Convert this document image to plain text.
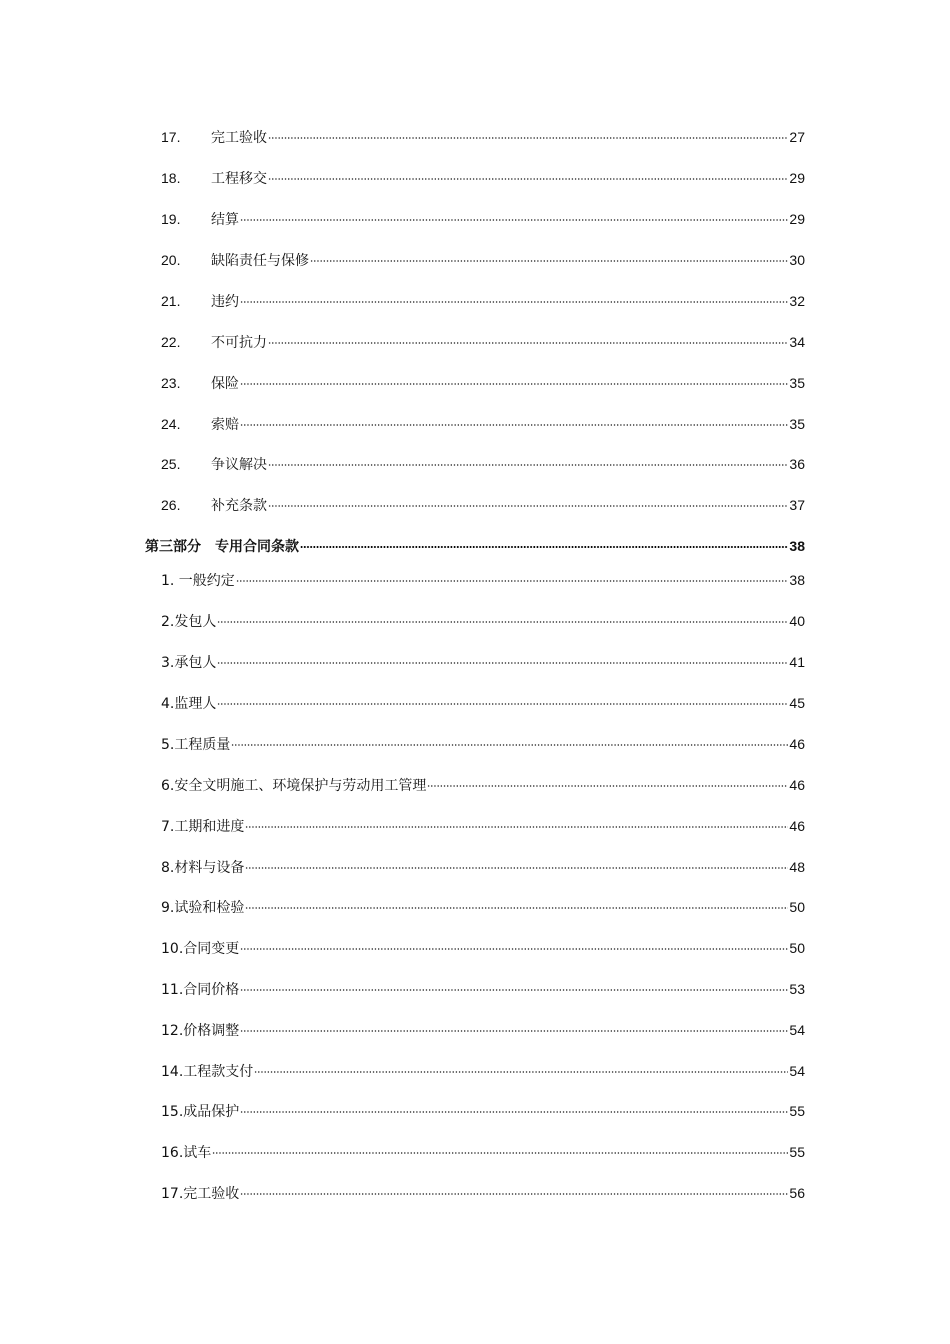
17. 完工验收	27
18. 工程移交	29
19. 结算	29
20. 缺陷责任与保修	30
21. 违约	32
22. 不可抗力	34
23. 保险	35
24. 索赔	35
25. 争议解决	36
26. 补充条款	37
第三部分　专用合同条款	38
1. 一般约定	38
2.发包人	40
3.承包人	41
4.监理人	45
5.工程质量	46
6.安全文明施工、环境保护与劳动用工管理	46
7.工期和进度	46
8.材料与设备	48
9.试验和检验	50
10.合同变更	50
11.合同价格	53
12.价格调整	54
14.工程款支付	54
15.成品保护	55
16.试车	55
17.完工验收	56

SHORT TASK
Transcribe every line from the records above without alteration, and leave out the images.

RESPONSE BELOW
Convert this document image to plain text.
17. 完工验收	27
18. 工程移交	29
19. 结算	29
20. 缺陷责任与保修	30
21. 违约	32
22. 不可抗力	34
23. 保险	35
24. 索赔	35
25. 争议解决	36
26. 补充条款	37
第三部分　专用合同条款	38
1. 一般约定	38
2.发包人	40
3.承包人	41
4.监理人	45
5.工程质量	46
6.安全文明施工、环境保护与劳动用工管理	46
7.工期和进度	46
8.材料与设备	48
9.试验和检验	50
10.合同变更	50
11.合同价格	53
12.价格调整	54
14.工程款支付	54
15.成品保护	55
16.试车	55
17.完工验收	56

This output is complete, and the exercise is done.